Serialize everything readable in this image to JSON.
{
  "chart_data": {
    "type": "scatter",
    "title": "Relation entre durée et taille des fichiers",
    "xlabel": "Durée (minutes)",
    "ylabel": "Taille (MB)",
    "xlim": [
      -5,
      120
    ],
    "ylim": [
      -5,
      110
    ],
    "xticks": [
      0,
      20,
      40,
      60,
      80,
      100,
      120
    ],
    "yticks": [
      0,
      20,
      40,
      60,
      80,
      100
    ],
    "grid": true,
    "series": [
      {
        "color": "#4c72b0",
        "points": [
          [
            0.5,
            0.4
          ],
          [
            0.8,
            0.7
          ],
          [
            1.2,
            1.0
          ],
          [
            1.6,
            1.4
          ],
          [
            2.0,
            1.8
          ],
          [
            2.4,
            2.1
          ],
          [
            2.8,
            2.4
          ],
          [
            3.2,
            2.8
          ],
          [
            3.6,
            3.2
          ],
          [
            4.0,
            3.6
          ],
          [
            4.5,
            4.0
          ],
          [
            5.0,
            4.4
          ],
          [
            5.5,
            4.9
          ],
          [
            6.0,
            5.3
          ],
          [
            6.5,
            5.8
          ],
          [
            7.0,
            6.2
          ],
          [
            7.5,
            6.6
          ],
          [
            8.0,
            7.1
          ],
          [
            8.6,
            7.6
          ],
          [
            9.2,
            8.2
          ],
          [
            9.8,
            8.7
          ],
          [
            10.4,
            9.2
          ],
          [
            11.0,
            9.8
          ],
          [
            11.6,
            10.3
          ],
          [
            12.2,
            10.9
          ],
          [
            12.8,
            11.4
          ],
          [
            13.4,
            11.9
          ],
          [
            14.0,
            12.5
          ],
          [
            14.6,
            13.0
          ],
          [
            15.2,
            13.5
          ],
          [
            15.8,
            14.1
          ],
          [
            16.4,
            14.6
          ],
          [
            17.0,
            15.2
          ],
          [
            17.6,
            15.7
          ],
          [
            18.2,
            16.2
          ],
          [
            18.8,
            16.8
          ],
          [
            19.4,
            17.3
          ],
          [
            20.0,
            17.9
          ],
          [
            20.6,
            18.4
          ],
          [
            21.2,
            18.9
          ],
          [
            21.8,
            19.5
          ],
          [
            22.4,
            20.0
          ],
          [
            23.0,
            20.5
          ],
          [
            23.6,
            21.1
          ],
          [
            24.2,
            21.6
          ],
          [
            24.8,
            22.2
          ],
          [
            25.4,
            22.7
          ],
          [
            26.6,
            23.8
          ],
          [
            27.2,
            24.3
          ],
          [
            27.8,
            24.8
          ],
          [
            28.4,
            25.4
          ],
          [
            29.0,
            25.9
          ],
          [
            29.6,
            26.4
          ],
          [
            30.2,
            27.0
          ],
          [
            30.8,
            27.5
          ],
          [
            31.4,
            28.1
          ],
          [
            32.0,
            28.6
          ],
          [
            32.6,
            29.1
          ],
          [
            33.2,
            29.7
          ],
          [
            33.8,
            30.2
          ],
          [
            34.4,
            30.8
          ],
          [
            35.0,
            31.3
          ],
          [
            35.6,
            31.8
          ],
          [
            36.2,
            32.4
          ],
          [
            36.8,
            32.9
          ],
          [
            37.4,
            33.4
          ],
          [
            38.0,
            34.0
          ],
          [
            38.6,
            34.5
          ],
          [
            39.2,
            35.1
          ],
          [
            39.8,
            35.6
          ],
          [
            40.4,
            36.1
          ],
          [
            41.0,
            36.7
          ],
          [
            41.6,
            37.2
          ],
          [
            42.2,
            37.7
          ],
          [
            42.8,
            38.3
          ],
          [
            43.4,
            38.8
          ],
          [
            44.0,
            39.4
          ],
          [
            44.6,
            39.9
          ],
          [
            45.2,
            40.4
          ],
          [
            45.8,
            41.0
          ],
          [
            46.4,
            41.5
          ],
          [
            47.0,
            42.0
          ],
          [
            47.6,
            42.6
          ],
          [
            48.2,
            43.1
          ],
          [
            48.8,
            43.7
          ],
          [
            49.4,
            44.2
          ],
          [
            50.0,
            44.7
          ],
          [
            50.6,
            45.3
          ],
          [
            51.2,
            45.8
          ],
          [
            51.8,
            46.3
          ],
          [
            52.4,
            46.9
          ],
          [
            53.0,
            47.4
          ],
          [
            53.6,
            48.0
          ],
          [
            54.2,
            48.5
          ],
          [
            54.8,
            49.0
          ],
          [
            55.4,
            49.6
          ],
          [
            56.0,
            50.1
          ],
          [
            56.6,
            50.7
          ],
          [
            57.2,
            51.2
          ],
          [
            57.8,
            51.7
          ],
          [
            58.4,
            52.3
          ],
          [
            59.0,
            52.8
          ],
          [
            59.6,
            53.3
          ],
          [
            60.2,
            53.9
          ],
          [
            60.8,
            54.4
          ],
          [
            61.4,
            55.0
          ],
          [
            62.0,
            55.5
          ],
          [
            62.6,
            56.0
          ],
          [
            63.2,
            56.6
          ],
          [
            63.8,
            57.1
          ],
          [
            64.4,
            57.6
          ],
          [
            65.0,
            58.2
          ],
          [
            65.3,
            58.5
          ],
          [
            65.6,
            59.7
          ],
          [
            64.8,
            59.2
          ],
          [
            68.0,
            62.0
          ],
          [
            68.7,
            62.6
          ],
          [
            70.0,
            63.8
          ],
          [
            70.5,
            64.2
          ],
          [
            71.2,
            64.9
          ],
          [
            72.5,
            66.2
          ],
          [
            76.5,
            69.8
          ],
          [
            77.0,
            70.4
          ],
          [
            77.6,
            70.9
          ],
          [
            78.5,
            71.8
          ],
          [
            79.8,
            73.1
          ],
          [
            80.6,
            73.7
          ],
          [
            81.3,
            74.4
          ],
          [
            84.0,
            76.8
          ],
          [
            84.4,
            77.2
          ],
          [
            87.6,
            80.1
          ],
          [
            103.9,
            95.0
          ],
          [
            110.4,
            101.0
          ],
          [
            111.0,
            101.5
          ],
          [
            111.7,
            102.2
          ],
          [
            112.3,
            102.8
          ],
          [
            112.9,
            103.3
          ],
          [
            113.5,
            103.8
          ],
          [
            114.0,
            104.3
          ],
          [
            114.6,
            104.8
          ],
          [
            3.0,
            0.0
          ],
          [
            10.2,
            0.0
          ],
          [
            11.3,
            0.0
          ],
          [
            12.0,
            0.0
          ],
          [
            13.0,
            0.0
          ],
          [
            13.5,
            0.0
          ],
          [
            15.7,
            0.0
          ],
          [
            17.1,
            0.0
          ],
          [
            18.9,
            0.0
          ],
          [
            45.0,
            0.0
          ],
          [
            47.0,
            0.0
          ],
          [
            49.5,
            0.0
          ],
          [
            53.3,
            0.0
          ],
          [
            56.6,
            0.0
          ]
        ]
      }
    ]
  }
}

_ _ _

• [What this task involves]:
Retype the whole listing above exactly.

• [Task solution]:
Serialize everything readable in this image to JSON.
{
  "chart_data": {
    "type": "scatter",
    "title": "Relation entre durée et taille des fichiers",
    "xlabel": "Durée (minutes)",
    "ylabel": "Taille (MB)",
    "xlim": [
      -5,
      120
    ],
    "ylim": [
      -5,
      110
    ],
    "xticks": [
      0,
      20,
      40,
      60,
      80,
      100,
      120
    ],
    "yticks": [
      0,
      20,
      40,
      60,
      80,
      100
    ],
    "grid": true,
    "series": [
      {
        "color": "#4c72b0",
        "points": [
          [
            0.5,
            0.4
          ],
          [
            0.8,
            0.7
          ],
          [
            1.2,
            1.0
          ],
          [
            1.6,
            1.4
          ],
          [
            2.0,
            1.8
          ],
          [
            2.4,
            2.1
          ],
          [
            2.8,
            2.4
          ],
          [
            3.2,
            2.8
          ],
          [
            3.6,
            3.2
          ],
          [
            4.0,
            3.6
          ],
          [
            4.5,
            4.0
          ],
          [
            5.0,
            4.4
          ],
          [
            5.5,
            4.9
          ],
          [
            6.0,
            5.3
          ],
          [
            6.5,
            5.8
          ],
          [
            7.0,
            6.2
          ],
          [
            7.5,
            6.6
          ],
          [
            8.0,
            7.1
          ],
          [
            8.6,
            7.6
          ],
          [
            9.2,
            8.2
          ],
          [
            9.8,
            8.7
          ],
          [
            10.4,
            9.2
          ],
          [
            11.0,
            9.8
          ],
          [
            11.6,
            10.3
          ],
          [
            12.2,
            10.9
          ],
          [
            12.8,
            11.4
          ],
          [
            13.4,
            11.9
          ],
          [
            14.0,
            12.5
          ],
          [
            14.6,
            13.0
          ],
          [
            15.2,
            13.5
          ],
          [
            15.8,
            14.1
          ],
          [
            16.4,
            14.6
          ],
          [
            17.0,
            15.2
          ],
          [
            17.6,
            15.7
          ],
          [
            18.2,
            16.2
          ],
          [
            18.8,
            16.8
          ],
          [
            19.4,
            17.3
          ],
          [
            20.0,
            17.9
          ],
          [
            20.6,
            18.4
          ],
          [
            21.2,
            18.9
          ],
          [
            21.8,
            19.5
          ],
          [
            22.4,
            20.0
          ],
          [
            23.0,
            20.5
          ],
          [
            23.6,
            21.1
          ],
          [
            24.2,
            21.6
          ],
          [
            24.8,
            22.2
          ],
          [
            25.4,
            22.7
          ],
          [
            26.6,
            23.8
          ],
          [
            27.2,
            24.3
          ],
          [
            27.8,
            24.8
          ],
          [
            28.4,
            25.4
          ],
          [
            29.0,
            25.9
          ],
          [
            29.6,
            26.4
          ],
          [
            30.2,
            27.0
          ],
          [
            30.8,
            27.5
          ],
          [
            31.4,
            28.1
          ],
          [
            32.0,
            28.6
          ],
          [
            32.6,
            29.1
          ],
          [
            33.2,
            29.7
          ],
          [
            33.8,
            30.2
          ],
          [
            34.4,
            30.8
          ],
          [
            35.0,
            31.3
          ],
          [
            35.6,
            31.8
          ],
          [
            36.2,
            32.4
          ],
          [
            36.8,
            32.9
          ],
          [
            37.4,
            33.4
          ],
          [
            38.0,
            34.0
          ],
          [
            38.6,
            34.5
          ],
          [
            39.2,
            35.1
          ],
          [
            39.8,
            35.6
          ],
          [
            40.4,
            36.1
          ],
          [
            41.0,
            36.7
          ],
          [
            41.6,
            37.2
          ],
          [
            42.2,
            37.7
          ],
          [
            42.8,
            38.3
          ],
          [
            43.4,
            38.8
          ],
          [
            44.0,
            39.4
          ],
          [
            44.6,
            39.9
          ],
          [
            45.2,
            40.4
          ],
          [
            45.8,
            41.0
          ],
          [
            46.4,
            41.5
          ],
          [
            47.0,
            42.0
          ],
          [
            47.6,
            42.6
          ],
          [
            48.2,
            43.1
          ],
          [
            48.8,
            43.7
          ],
          [
            49.4,
            44.2
          ],
          [
            50.0,
            44.7
          ],
          [
            50.6,
            45.3
          ],
          [
            51.2,
            45.8
          ],
          [
            51.8,
            46.3
          ],
          [
            52.4,
            46.9
          ],
          [
            53.0,
            47.4
          ],
          [
            53.6,
            48.0
          ],
          [
            54.2,
            48.5
          ],
          [
            54.8,
            49.0
          ],
          [
            55.4,
            49.6
          ],
          [
            56.0,
            50.1
          ],
          [
            56.6,
            50.7
          ],
          [
            57.2,
            51.2
          ],
          [
            57.8,
            51.7
          ],
          [
            58.4,
            52.3
          ],
          [
            59.0,
            52.8
          ],
          [
            59.6,
            53.3
          ],
          [
            60.2,
            53.9
          ],
          [
            60.8,
            54.4
          ],
          [
            61.4,
            55.0
          ],
          [
            62.0,
            55.5
          ],
          [
            62.6,
            56.0
          ],
          [
            63.2,
            56.6
          ],
          [
            63.8,
            57.1
          ],
          [
            64.4,
            57.6
          ],
          [
            65.0,
            58.2
          ],
          [
            65.3,
            58.5
          ],
          [
            65.6,
            59.7
          ],
          [
            64.8,
            59.2
          ],
          [
            68.0,
            62.0
          ],
          [
            68.7,
            62.6
          ],
          [
            70.0,
            63.8
          ],
          [
            70.5,
            64.2
          ],
          [
            71.2,
            64.9
          ],
          [
            72.5,
            66.2
          ],
          [
            76.5,
            69.8
          ],
          [
            77.0,
            70.4
          ],
          [
            77.6,
            70.9
          ],
          [
            78.5,
            71.8
          ],
          [
            79.8,
            73.1
          ],
          [
            80.6,
            73.7
          ],
          [
            81.3,
            74.4
          ],
          [
            84.0,
            76.8
          ],
          [
            84.4,
            77.2
          ],
          [
            87.6,
            80.1
          ],
          [
            103.9,
            95.0
          ],
          [
            110.4,
            101.0
          ],
          [
            111.0,
            101.5
          ],
          [
            111.7,
            102.2
          ],
          [
            112.3,
            102.8
          ],
          [
            112.9,
            103.3
          ],
          [
            113.5,
            103.8
          ],
          [
            114.0,
            104.3
          ],
          [
            114.6,
            104.8
          ],
          [
            3.0,
            0.0
          ],
          [
            10.2,
            0.0
          ],
          [
            11.3,
            0.0
          ],
          [
            12.0,
            0.0
          ],
          [
            13.0,
            0.0
          ],
          [
            13.5,
            0.0
          ],
          [
            15.7,
            0.0
          ],
          [
            17.1,
            0.0
          ],
          [
            18.9,
            0.0
          ],
          [
            45.0,
            0.0
          ],
          [
            47.0,
            0.0
          ],
          [
            49.5,
            0.0
          ],
          [
            53.3,
            0.0
          ],
          [
            56.6,
            0.0
          ]
        ]
      }
    ]
  }
}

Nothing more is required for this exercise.